RECORDS PROVIDED |
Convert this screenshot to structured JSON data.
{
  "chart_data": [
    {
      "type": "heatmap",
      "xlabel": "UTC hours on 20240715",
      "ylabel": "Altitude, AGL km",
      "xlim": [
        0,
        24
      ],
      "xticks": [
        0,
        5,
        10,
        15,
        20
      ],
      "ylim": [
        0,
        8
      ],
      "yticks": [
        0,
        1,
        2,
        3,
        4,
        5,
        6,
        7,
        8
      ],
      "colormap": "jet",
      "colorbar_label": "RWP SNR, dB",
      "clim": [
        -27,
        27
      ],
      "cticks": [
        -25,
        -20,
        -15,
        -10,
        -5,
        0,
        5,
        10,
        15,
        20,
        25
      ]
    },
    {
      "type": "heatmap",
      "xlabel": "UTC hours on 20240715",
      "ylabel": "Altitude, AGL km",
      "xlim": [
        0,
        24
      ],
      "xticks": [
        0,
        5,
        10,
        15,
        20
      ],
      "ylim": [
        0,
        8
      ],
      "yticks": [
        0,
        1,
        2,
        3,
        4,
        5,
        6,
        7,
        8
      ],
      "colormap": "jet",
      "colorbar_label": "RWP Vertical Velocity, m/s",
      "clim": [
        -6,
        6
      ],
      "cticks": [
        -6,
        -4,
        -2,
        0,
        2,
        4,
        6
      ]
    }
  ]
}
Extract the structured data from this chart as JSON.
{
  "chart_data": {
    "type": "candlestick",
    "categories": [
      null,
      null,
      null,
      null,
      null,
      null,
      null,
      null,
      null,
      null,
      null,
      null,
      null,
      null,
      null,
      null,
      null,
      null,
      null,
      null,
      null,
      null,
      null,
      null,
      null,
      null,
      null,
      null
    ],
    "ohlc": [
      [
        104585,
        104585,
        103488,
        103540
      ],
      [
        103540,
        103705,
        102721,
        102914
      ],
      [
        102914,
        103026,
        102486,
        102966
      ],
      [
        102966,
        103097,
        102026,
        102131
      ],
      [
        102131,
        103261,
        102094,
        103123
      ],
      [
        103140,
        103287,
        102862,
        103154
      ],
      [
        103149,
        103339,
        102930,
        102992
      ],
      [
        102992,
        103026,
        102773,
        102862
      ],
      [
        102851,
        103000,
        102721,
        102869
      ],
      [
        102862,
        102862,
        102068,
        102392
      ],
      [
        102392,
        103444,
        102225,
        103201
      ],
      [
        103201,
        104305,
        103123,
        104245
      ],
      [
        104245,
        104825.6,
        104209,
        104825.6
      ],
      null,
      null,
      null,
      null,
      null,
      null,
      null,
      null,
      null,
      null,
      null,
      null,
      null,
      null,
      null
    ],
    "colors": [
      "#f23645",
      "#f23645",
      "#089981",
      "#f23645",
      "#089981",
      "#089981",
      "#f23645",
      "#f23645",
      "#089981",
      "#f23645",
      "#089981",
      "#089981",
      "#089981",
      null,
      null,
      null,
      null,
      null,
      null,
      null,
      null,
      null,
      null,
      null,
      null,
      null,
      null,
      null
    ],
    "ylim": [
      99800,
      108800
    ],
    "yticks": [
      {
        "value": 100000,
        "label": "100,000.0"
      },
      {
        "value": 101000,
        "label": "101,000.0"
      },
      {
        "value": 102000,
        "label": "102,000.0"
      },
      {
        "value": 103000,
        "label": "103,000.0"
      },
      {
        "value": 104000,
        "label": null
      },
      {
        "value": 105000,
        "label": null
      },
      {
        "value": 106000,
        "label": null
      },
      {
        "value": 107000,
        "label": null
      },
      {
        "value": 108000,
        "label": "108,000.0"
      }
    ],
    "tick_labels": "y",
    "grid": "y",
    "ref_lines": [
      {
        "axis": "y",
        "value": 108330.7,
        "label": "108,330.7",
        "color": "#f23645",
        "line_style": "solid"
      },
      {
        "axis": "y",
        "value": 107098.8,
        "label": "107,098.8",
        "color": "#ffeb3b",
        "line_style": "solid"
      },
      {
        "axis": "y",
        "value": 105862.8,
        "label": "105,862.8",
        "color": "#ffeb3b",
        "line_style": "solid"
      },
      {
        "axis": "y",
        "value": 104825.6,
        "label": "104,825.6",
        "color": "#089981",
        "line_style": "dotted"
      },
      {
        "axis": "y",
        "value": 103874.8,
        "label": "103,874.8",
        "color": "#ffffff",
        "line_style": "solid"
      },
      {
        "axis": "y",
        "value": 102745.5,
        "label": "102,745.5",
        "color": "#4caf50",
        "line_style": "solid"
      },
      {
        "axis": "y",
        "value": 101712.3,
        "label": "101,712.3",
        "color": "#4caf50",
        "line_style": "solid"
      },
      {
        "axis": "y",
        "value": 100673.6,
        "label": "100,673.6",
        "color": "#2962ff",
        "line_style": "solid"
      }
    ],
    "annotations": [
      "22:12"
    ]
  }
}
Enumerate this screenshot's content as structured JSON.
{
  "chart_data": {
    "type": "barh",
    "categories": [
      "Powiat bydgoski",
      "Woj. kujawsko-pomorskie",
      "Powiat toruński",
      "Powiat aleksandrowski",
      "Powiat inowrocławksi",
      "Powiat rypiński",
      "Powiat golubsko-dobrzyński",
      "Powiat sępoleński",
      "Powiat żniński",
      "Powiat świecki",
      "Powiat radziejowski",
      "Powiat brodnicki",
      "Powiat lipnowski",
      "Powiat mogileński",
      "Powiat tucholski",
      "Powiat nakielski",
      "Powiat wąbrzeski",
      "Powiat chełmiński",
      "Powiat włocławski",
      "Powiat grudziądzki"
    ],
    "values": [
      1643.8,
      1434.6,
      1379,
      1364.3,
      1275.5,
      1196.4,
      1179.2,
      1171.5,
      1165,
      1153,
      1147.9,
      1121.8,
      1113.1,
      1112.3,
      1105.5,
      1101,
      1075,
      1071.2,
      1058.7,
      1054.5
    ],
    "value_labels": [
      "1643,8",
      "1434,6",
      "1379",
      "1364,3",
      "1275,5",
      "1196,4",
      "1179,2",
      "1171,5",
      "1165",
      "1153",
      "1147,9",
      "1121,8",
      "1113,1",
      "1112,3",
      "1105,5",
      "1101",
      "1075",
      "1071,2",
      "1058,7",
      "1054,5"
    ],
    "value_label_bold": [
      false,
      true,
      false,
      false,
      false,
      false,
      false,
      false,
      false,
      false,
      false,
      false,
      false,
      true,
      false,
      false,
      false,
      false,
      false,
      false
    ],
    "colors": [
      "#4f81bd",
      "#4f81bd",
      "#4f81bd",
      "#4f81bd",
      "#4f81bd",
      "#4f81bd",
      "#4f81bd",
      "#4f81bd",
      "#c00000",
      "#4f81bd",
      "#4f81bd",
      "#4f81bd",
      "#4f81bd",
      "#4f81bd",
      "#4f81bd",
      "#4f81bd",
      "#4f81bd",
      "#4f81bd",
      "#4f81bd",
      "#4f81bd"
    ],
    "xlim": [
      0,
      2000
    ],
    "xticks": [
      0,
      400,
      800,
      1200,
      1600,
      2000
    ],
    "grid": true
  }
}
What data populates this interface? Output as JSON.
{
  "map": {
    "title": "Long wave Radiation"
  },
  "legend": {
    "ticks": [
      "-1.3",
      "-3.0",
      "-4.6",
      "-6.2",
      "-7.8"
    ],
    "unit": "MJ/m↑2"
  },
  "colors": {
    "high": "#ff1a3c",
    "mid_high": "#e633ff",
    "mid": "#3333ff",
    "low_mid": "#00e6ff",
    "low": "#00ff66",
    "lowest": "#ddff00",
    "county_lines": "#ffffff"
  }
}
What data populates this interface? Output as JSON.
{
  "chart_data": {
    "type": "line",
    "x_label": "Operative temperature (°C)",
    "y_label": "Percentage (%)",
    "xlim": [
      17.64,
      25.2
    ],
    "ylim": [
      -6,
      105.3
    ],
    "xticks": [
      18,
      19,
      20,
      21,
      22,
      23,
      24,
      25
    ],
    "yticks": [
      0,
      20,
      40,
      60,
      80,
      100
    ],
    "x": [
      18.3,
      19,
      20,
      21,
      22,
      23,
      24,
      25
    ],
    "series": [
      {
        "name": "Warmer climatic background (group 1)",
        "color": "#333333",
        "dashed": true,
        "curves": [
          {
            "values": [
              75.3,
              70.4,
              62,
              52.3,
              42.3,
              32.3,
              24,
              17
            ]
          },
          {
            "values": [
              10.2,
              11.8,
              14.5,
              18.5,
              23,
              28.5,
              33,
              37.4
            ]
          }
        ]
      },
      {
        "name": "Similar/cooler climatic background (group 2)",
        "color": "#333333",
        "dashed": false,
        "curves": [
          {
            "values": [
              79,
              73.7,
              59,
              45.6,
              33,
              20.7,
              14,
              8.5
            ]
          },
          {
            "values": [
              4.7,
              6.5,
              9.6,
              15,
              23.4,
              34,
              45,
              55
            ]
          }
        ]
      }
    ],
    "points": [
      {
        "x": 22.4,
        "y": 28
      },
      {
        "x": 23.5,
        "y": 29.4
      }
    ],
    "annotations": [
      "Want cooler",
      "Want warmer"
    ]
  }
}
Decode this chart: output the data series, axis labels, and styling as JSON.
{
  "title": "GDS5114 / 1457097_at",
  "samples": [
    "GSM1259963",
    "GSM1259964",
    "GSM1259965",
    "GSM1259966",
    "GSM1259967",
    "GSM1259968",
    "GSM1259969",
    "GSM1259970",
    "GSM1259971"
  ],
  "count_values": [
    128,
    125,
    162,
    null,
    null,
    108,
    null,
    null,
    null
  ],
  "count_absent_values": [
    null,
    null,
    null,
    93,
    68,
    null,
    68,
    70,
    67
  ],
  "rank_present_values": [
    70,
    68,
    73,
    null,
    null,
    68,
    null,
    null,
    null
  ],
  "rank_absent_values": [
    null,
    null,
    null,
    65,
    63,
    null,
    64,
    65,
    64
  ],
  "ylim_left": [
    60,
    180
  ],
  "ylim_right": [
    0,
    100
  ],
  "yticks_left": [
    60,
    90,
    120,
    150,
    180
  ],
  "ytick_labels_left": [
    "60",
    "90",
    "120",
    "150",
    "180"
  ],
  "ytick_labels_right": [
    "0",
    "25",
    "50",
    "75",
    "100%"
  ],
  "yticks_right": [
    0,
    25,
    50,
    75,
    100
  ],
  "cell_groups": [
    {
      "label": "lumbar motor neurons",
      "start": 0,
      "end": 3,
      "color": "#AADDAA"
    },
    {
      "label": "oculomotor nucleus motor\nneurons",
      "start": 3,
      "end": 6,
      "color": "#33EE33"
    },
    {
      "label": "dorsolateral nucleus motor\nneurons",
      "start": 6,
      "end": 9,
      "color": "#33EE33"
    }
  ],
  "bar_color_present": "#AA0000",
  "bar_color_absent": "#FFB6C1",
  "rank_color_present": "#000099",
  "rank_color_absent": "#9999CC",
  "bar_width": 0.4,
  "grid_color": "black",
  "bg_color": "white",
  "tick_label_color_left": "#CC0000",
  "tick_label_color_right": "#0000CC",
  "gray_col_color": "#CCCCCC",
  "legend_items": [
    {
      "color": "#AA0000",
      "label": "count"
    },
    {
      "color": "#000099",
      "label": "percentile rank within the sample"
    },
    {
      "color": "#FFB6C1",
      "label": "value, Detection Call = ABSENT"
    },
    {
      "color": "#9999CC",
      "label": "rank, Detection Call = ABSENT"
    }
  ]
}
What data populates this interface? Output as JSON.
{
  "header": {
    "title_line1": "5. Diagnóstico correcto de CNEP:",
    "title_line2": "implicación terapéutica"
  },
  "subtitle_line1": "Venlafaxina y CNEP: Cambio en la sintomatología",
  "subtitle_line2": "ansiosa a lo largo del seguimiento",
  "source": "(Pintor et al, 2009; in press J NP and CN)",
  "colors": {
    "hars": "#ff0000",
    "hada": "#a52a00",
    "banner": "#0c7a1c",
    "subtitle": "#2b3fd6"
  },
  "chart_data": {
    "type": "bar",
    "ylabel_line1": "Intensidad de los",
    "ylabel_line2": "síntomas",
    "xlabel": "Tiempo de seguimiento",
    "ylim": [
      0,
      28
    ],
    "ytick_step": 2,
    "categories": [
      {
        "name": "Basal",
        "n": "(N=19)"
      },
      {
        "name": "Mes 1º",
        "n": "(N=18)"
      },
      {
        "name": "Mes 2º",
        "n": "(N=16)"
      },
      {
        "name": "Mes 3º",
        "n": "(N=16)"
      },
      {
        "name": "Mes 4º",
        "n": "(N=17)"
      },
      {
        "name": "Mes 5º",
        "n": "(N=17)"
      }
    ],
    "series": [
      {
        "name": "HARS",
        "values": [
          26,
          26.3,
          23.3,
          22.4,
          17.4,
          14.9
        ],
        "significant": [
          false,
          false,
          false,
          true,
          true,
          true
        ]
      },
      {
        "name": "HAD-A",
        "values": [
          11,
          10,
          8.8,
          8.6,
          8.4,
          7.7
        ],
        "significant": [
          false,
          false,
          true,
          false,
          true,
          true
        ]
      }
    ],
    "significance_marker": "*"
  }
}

EXERCISE |
Select and copy every line from the records that includes the word "CNEP".

EXPECTED OUTPUT |
    "title_line1": "5. Diagnóstico correcto de CNEP:",
  "subtitle_line1": "Venlafaxina y CNEP: Cambio en la sintomatología",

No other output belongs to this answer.